● Entries provided
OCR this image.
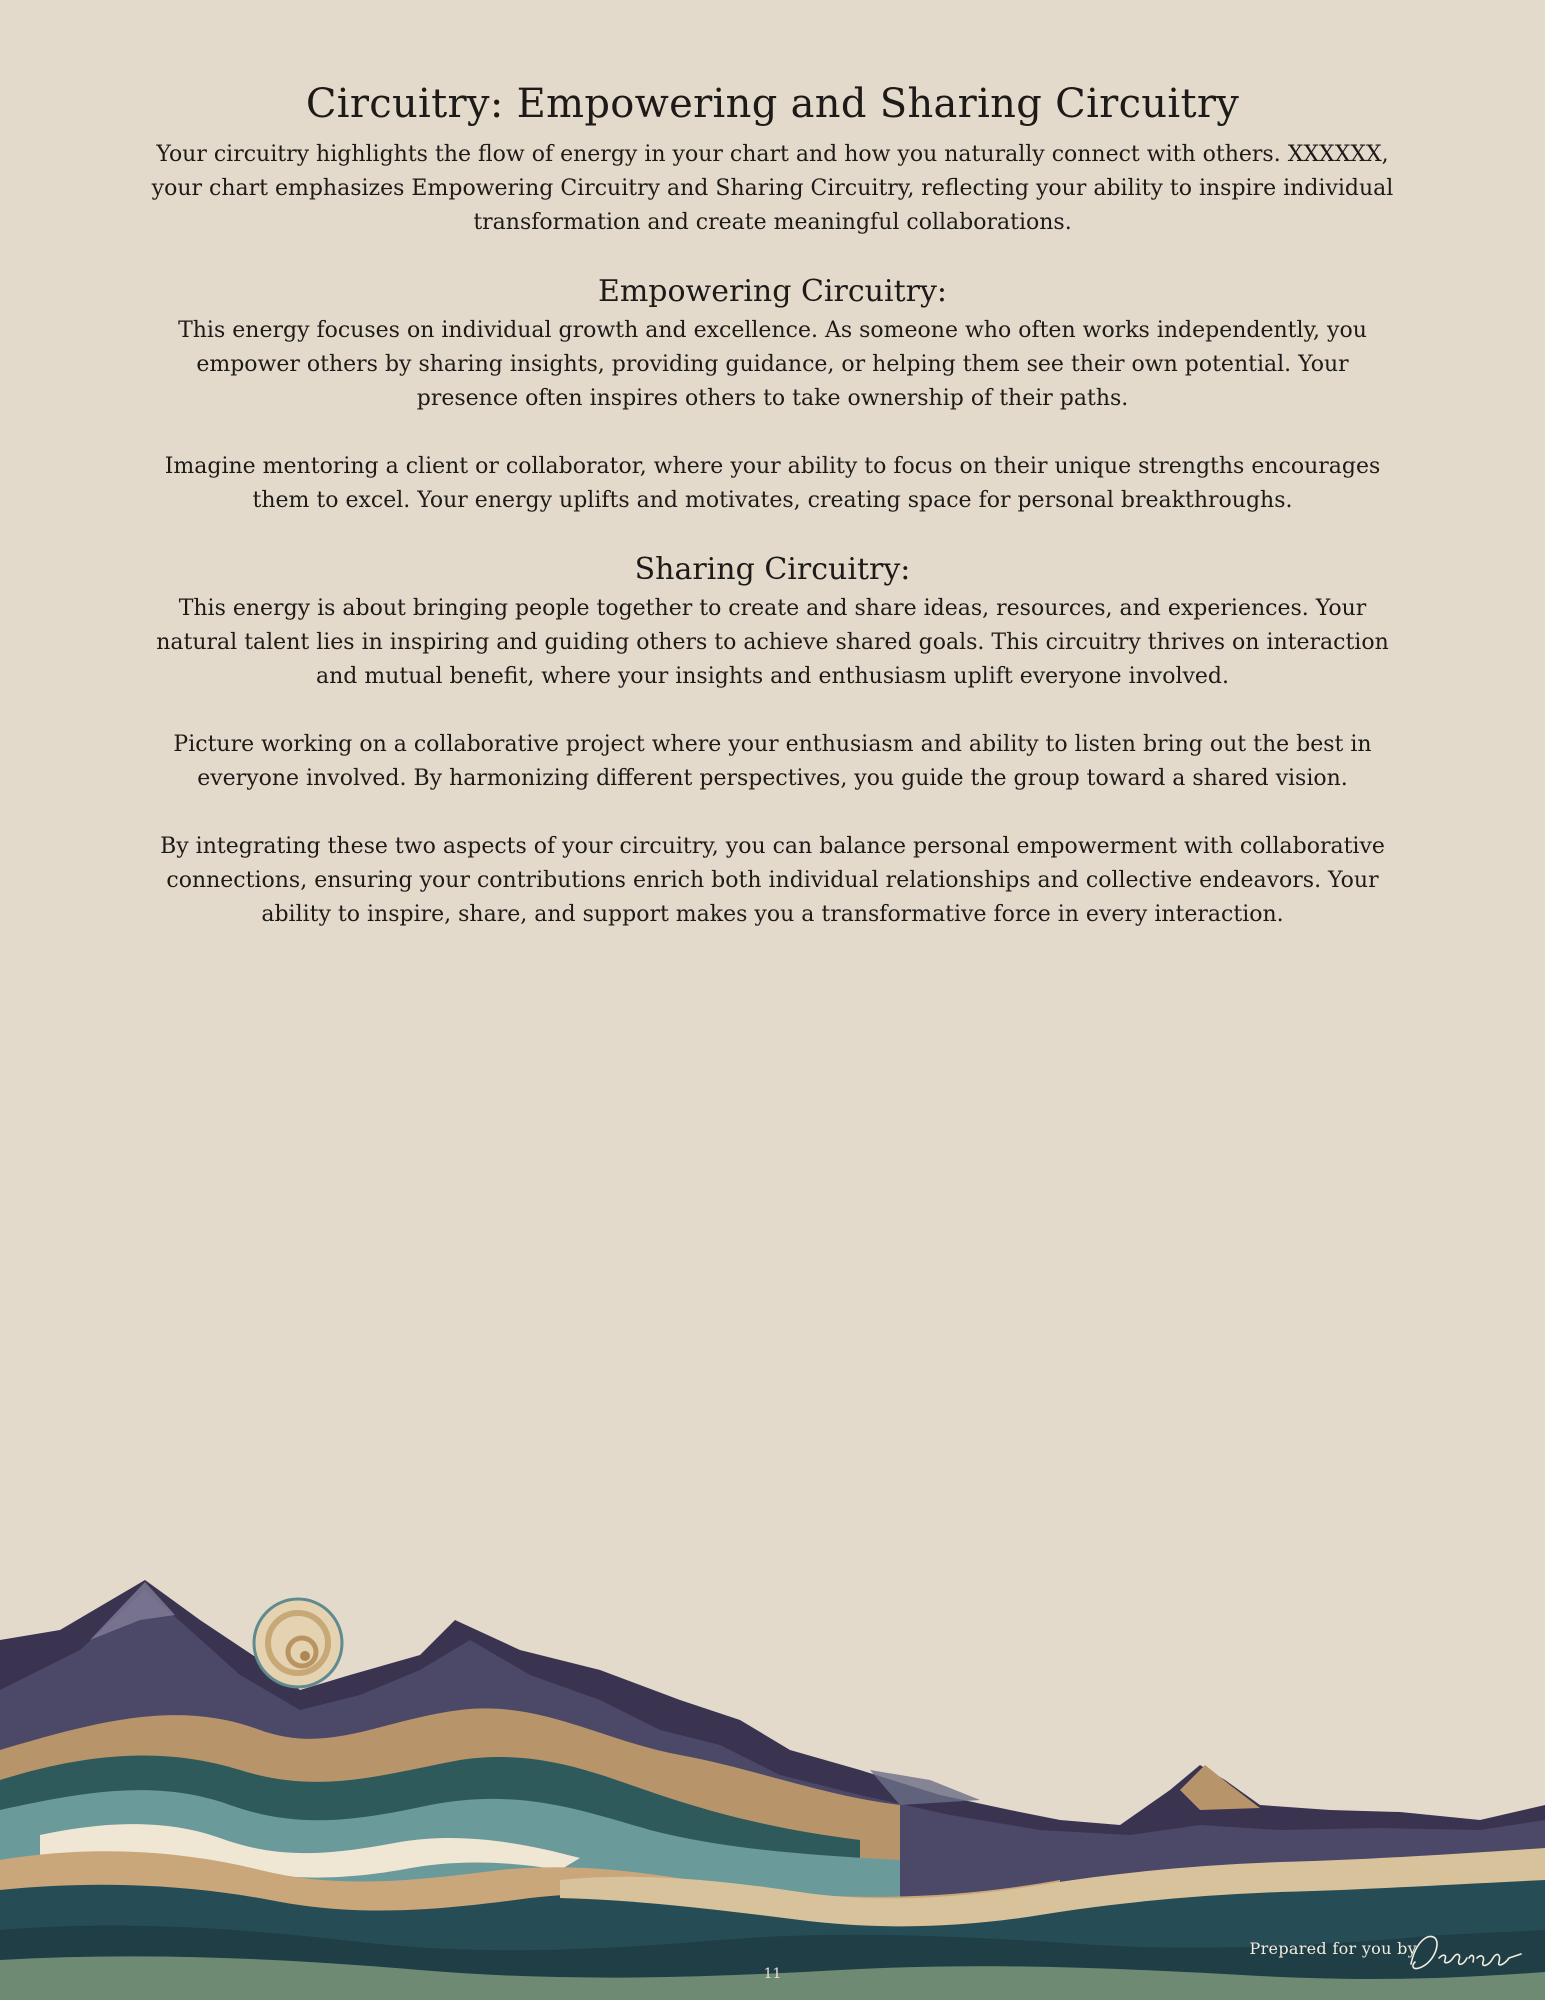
Circuitry: Empowering and Sharing Circuitry

Your circuitry highlights the flow of energy in your chart and how you naturally connect with others. XXXXXX, your chart emphasizes Empowering Circuitry and Sharing Circuitry, reflecting your ability to inspire individual transformation and create meaningful collaborations.

Empowering Circuitry:

This energy focuses on individual growth and excellence. As someone who often works independently, you empower others by sharing insights, providing guidance, or helping them see their own potential. Your presence often inspires others to take ownership of their paths.

Imagine mentoring a client or collaborator, where your ability to focus on their unique strengths encourages them to excel. Your energy uplifts and motivates, creating space for personal breakthroughs.

Sharing Circuitry:

This energy is about bringing people together to create and share ideas, resources, and experiences. Your natural talent lies in inspiring and guiding others to achieve shared goals. This circuitry thrives on interaction and mutual benefit, where your insights and enthusiasm uplift everyone involved.

Picture working on a collaborative project where your enthusiasm and ability to listen bring out the best in everyone involved. By harmonizing different perspectives, you guide the group toward a shared vision.

By integrating these two aspects of your circuitry, you can balance personal empowerment with collaborative connections, ensuring your contributions enrich both individual relationships and collective endeavors. Your ability to inspire, share, and support makes you a transformative force in every interaction.

Prepared for you by
11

● Set task
Take the data above and repeat it exactly, leaving each picture out.

● The reply
OCR this image.
Circuitry: Empowering and Sharing Circuitry

Your circuitry highlights the flow of energy in your chart and how you naturally connect with others. XXXXXX, your chart emphasizes Empowering Circuitry and Sharing Circuitry, reflecting your ability to inspire individual transformation and create meaningful collaborations.

Empowering Circuitry:

This energy focuses on individual growth and excellence. As someone who often works independently, you empower others by sharing insights, providing guidance, or helping them see their own potential. Your presence often inspires others to take ownership of their paths.

Imagine mentoring a client or collaborator, where your ability to focus on their unique strengths encourages them to excel. Your energy uplifts and motivates, creating space for personal breakthroughs.

Sharing Circuitry:

This energy is about bringing people together to create and share ideas, resources, and experiences. Your natural talent lies in inspiring and guiding others to achieve shared goals. This circuitry thrives on interaction and mutual benefit, where your insights and enthusiasm uplift everyone involved.

Picture working on a collaborative project where your enthusiasm and ability to listen bring out the best in everyone involved. By harmonizing different perspectives, you guide the group toward a shared vision.

By integrating these two aspects of your circuitry, you can balance personal empowerment with collaborative connections, ensuring your contributions enrich both individual relationships and collective endeavors. Your ability to inspire, share, and support makes you a transformative force in every interaction.

Prepared for you by
11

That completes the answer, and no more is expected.